Stated task: Quote every line below exactly as it reads.

(Dataset records)
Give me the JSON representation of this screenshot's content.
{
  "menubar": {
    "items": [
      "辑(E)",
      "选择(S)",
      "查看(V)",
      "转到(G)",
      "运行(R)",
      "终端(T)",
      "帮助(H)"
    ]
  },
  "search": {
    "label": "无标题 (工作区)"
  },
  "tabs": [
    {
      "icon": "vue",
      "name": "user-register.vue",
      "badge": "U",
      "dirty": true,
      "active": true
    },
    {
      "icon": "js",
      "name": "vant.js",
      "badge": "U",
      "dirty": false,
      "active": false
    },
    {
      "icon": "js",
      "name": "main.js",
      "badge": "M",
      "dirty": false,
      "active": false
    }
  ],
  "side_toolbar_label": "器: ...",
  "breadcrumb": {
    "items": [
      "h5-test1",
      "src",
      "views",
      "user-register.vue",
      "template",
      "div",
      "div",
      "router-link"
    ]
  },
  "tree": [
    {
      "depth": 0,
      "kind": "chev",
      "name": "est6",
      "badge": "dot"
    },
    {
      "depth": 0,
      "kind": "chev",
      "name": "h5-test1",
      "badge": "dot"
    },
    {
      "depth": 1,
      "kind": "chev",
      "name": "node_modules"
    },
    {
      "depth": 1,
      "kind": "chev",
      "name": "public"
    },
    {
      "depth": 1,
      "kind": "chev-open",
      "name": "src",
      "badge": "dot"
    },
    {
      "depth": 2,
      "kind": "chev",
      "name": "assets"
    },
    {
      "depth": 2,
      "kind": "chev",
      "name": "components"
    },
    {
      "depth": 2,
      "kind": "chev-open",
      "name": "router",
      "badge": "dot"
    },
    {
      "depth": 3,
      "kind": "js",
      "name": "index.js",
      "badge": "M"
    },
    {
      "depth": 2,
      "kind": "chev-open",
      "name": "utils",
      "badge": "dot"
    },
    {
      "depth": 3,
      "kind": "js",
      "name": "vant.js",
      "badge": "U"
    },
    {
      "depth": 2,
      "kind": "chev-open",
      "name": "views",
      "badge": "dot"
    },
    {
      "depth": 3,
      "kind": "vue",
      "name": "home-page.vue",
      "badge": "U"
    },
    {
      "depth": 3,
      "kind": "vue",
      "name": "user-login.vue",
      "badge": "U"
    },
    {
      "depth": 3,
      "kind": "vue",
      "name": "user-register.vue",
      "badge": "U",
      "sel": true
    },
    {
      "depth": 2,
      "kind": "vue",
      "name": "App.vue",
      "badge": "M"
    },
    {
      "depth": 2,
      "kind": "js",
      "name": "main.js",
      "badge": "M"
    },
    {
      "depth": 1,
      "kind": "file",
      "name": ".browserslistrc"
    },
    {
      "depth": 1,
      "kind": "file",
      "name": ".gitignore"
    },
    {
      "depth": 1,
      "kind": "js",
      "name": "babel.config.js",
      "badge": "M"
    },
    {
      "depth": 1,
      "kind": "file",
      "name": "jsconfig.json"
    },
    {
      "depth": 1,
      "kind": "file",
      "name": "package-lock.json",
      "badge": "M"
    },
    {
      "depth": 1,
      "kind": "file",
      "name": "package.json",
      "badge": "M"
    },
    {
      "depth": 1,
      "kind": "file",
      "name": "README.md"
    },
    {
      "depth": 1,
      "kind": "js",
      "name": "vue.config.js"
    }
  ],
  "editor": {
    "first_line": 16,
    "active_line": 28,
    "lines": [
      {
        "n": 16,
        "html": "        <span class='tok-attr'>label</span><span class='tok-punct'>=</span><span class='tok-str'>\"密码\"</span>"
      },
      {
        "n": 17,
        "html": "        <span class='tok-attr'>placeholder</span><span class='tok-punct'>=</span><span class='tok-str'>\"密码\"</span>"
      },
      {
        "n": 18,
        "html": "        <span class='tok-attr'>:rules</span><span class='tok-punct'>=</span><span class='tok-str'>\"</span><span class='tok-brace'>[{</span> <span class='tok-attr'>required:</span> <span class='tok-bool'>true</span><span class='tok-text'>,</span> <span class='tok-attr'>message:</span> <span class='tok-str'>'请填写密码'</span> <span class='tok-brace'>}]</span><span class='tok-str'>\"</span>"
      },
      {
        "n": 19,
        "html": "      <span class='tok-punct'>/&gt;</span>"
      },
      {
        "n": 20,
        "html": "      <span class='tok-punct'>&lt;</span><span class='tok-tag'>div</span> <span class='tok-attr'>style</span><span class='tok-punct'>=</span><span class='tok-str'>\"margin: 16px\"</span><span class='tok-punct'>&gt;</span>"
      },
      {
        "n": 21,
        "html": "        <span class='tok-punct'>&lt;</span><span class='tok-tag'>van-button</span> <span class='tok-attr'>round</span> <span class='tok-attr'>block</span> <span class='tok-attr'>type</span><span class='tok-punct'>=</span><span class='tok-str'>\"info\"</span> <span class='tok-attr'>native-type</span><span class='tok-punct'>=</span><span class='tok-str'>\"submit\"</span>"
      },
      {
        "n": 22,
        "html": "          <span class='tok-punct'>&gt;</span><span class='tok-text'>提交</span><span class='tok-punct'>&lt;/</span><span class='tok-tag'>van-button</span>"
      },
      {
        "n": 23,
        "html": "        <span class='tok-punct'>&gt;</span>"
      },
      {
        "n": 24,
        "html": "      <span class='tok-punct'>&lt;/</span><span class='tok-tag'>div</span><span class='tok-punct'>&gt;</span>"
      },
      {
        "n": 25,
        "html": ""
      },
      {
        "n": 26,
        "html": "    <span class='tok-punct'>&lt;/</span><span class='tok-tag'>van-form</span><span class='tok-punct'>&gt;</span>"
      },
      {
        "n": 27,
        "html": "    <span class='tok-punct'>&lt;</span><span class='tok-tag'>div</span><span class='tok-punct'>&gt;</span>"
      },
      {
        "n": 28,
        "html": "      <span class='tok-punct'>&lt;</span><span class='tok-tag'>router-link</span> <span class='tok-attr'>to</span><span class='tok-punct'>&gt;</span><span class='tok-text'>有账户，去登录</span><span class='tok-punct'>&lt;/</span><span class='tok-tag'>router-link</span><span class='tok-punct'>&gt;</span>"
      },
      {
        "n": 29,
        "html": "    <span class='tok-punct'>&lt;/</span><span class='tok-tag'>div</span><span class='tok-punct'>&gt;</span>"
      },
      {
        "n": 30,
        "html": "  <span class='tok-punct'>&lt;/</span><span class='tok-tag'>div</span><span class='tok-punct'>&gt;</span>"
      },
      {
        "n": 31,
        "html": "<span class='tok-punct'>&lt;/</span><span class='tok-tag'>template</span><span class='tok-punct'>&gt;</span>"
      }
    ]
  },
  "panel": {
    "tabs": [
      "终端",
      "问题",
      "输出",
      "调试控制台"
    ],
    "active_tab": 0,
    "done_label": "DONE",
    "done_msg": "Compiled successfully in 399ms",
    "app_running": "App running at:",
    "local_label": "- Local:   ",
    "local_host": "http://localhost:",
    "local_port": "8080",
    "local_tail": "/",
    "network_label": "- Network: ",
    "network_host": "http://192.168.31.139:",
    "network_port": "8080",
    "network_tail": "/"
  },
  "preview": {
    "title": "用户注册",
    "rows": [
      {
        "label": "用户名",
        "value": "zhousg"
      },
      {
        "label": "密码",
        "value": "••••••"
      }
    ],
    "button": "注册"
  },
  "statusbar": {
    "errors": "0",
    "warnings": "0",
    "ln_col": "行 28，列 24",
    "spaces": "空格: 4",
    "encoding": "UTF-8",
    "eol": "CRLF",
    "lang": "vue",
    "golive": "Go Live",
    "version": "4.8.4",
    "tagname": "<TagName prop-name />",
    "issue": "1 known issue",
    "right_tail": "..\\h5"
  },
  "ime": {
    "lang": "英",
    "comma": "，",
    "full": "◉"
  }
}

Worked solution:
Give me the JSON representation of this screenshot's content.
{
  "menubar": {
    "items": [
      "辑(E)",
      "选择(S)",
      "查看(V)",
      "转到(G)",
      "运行(R)",
      "终端(T)",
      "帮助(H)"
    ]
  },
  "search": {
    "label": "无标题 (工作区)"
  },
  "tabs": [
    {
      "icon": "vue",
      "name": "user-register.vue",
      "badge": "U",
      "dirty": true,
      "active": true
    },
    {
      "icon": "js",
      "name": "vant.js",
      "badge": "U",
      "dirty": false,
      "active": false
    },
    {
      "icon": "js",
      "name": "main.js",
      "badge": "M",
      "dirty": false,
      "active": false
    }
  ],
  "side_toolbar_label": "器: ...",
  "breadcrumb": {
    "items": [
      "h5-test1",
      "src",
      "views",
      "user-register.vue",
      "template",
      "div",
      "div",
      "router-link"
    ]
  },
  "tree": [
    {
      "depth": 0,
      "kind": "chev",
      "name": "est6",
      "badge": "dot"
    },
    {
      "depth": 0,
      "kind": "chev",
      "name": "h5-test1",
      "badge": "dot"
    },
    {
      "depth": 1,
      "kind": "chev",
      "name": "node_modules"
    },
    {
      "depth": 1,
      "kind": "chev",
      "name": "public"
    },
    {
      "depth": 1,
      "kind": "chev-open",
      "name": "src",
      "badge": "dot"
    },
    {
      "depth": 2,
      "kind": "chev",
      "name": "assets"
    },
    {
      "depth": 2,
      "kind": "chev",
      "name": "components"
    },
    {
      "depth": 2,
      "kind": "chev-open",
      "name": "router",
      "badge": "dot"
    },
    {
      "depth": 3,
      "kind": "js",
      "name": "index.js",
      "badge": "M"
    },
    {
      "depth": 2,
      "kind": "chev-open",
      "name": "utils",
      "badge": "dot"
    },
    {
      "depth": 3,
      "kind": "js",
      "name": "vant.js",
      "badge": "U"
    },
    {
      "depth": 2,
      "kind": "chev-open",
      "name": "views",
      "badge": "dot"
    },
    {
      "depth": 3,
      "kind": "vue",
      "name": "home-page.vue",
      "badge": "U"
    },
    {
      "depth": 3,
      "kind": "vue",
      "name": "user-login.vue",
      "badge": "U"
    },
    {
      "depth": 3,
      "kind": "vue",
      "name": "user-register.vue",
      "badge": "U",
      "sel": true
    },
    {
      "depth": 2,
      "kind": "vue",
      "name": "App.vue",
      "badge": "M"
    },
    {
      "depth": 2,
      "kind": "js",
      "name": "main.js",
      "badge": "M"
    },
    {
      "depth": 1,
      "kind": "file",
      "name": ".browserslistrc"
    },
    {
      "depth": 1,
      "kind": "file",
      "name": ".gitignore"
    },
    {
      "depth": 1,
      "kind": "js",
      "name": "babel.config.js",
      "badge": "M"
    },
    {
      "depth": 1,
      "kind": "file",
      "name": "jsconfig.json"
    },
    {
      "depth": 1,
      "kind": "file",
      "name": "package-lock.json",
      "badge": "M"
    },
    {
      "depth": 1,
      "kind": "file",
      "name": "package.json",
      "badge": "M"
    },
    {
      "depth": 1,
      "kind": "file",
      "name": "README.md"
    },
    {
      "depth": 1,
      "kind": "js",
      "name": "vue.config.js"
    }
  ],
  "editor": {
    "first_line": 16,
    "active_line": 28,
    "lines": [
      {
        "n": 16,
        "html": "        <span class='tok-attr'>label</span><span class='tok-punct'>=</span><span class='tok-str'>\"密码\"</span>"
      },
      {
        "n": 17,
        "html": "        <span class='tok-attr'>placeholder</span><span class='tok-punct'>=</span><span class='tok-str'>\"密码\"</span>"
      },
      {
        "n": 18,
        "html": "        <span class='tok-attr'>:rules</span><span class='tok-punct'>=</span><span class='tok-str'>\"</span><span class='tok-brace'>[{</span> <span class='tok-attr'>required:</span> <span class='tok-bool'>true</span><span class='tok-text'>,</span> <span class='tok-attr'>message:</span> <span class='tok-str'>'请填写密码'</span> <span class='tok-brace'>}]</span><span class='tok-str'>\"</span>"
      },
      {
        "n": 19,
        "html": "      <span class='tok-punct'>/&gt;</span>"
      },
      {
        "n": 20,
        "html": "      <span class='tok-punct'>&lt;</span><span class='tok-tag'>div</span> <span class='tok-attr'>style</span><span class='tok-punct'>=</span><span class='tok-str'>\"margin: 16px\"</span><span class='tok-punct'>&gt;</span>"
      },
      {
        "n": 21,
        "html": "        <span class='tok-punct'>&lt;</span><span class='tok-tag'>van-button</span> <span class='tok-attr'>round</span> <span class='tok-attr'>block</span> <span class='tok-attr'>type</span><span class='tok-punct'>=</span><span class='tok-str'>\"info\"</span> <span class='tok-attr'>native-type</span><span class='tok-punct'>=</span><span class='tok-str'>\"submit\"</span>"
      },
      {
        "n": 22,
        "html": "          <span class='tok-punct'>&gt;</span><span class='tok-text'>提交</span><span class='tok-punct'>&lt;/</span><span class='tok-tag'>van-button</span>"
      },
      {
        "n": 23,
        "html": "        <span class='tok-punct'>&gt;</span>"
      },
      {
        "n": 24,
        "html": "      <span class='tok-punct'>&lt;/</span><span class='tok-tag'>div</span><span class='tok-punct'>&gt;</span>"
      },
      {
        "n": 25,
        "html": ""
      },
      {
        "n": 26,
        "html": "    <span class='tok-punct'>&lt;/</span><span class='tok-tag'>van-form</span><span class='tok-punct'>&gt;</span>"
      },
      {
        "n": 27,
        "html": "    <span class='tok-punct'>&lt;</span><span class='tok-tag'>div</span><span class='tok-punct'>&gt;</span>"
      },
      {
        "n": 28,
        "html": "      <span class='tok-punct'>&lt;</span><span class='tok-tag'>router-link</span> <span class='tok-attr'>to</span><span class='tok-punct'>&gt;</span><span class='tok-text'>有账户，去登录</span><span class='tok-punct'>&lt;/</span><span class='tok-tag'>router-link</span><span class='tok-punct'>&gt;</span>"
      },
      {
        "n": 29,
        "html": "    <span class='tok-punct'>&lt;/</span><span class='tok-tag'>div</span><span class='tok-punct'>&gt;</span>"
      },
      {
        "n": 30,
        "html": "  <span class='tok-punct'>&lt;/</span><span class='tok-tag'>div</span><span class='tok-punct'>&gt;</span>"
      },
      {
        "n": 31,
        "html": "<span class='tok-punct'>&lt;/</span><span class='tok-tag'>template</span><span class='tok-punct'>&gt;</span>"
      }
    ]
  },
  "panel": {
    "tabs": [
      "终端",
      "问题",
      "输出",
      "调试控制台"
    ],
    "active_tab": 0,
    "done_label": "DONE",
    "done_msg": "Compiled successfully in 399ms",
    "app_running": "App running at:",
    "local_label": "- Local:   ",
    "local_host": "http://localhost:",
    "local_port": "8080",
    "local_tail": "/",
    "network_label": "- Network: ",
    "network_host": "http://192.168.31.139:",
    "network_port": "8080",
    "network_tail": "/"
  },
  "preview": {
    "title": "用户注册",
    "rows": [
      {
        "label": "用户名",
        "value": "zhousg"
      },
      {
        "label": "密码",
        "value": "••••••"
      }
    ],
    "button": "注册"
  },
  "statusbar": {
    "errors": "0",
    "warnings": "0",
    "ln_col": "行 28，列 24",
    "spaces": "空格: 4",
    "encoding": "UTF-8",
    "eol": "CRLF",
    "lang": "vue",
    "golive": "Go Live",
    "version": "4.8.4",
    "tagname": "<TagName prop-name />",
    "issue": "1 known issue",
    "right_tail": "..\\h5"
  },
  "ime": {
    "lang": "英",
    "comma": "，",
    "full": "◉"
  }
}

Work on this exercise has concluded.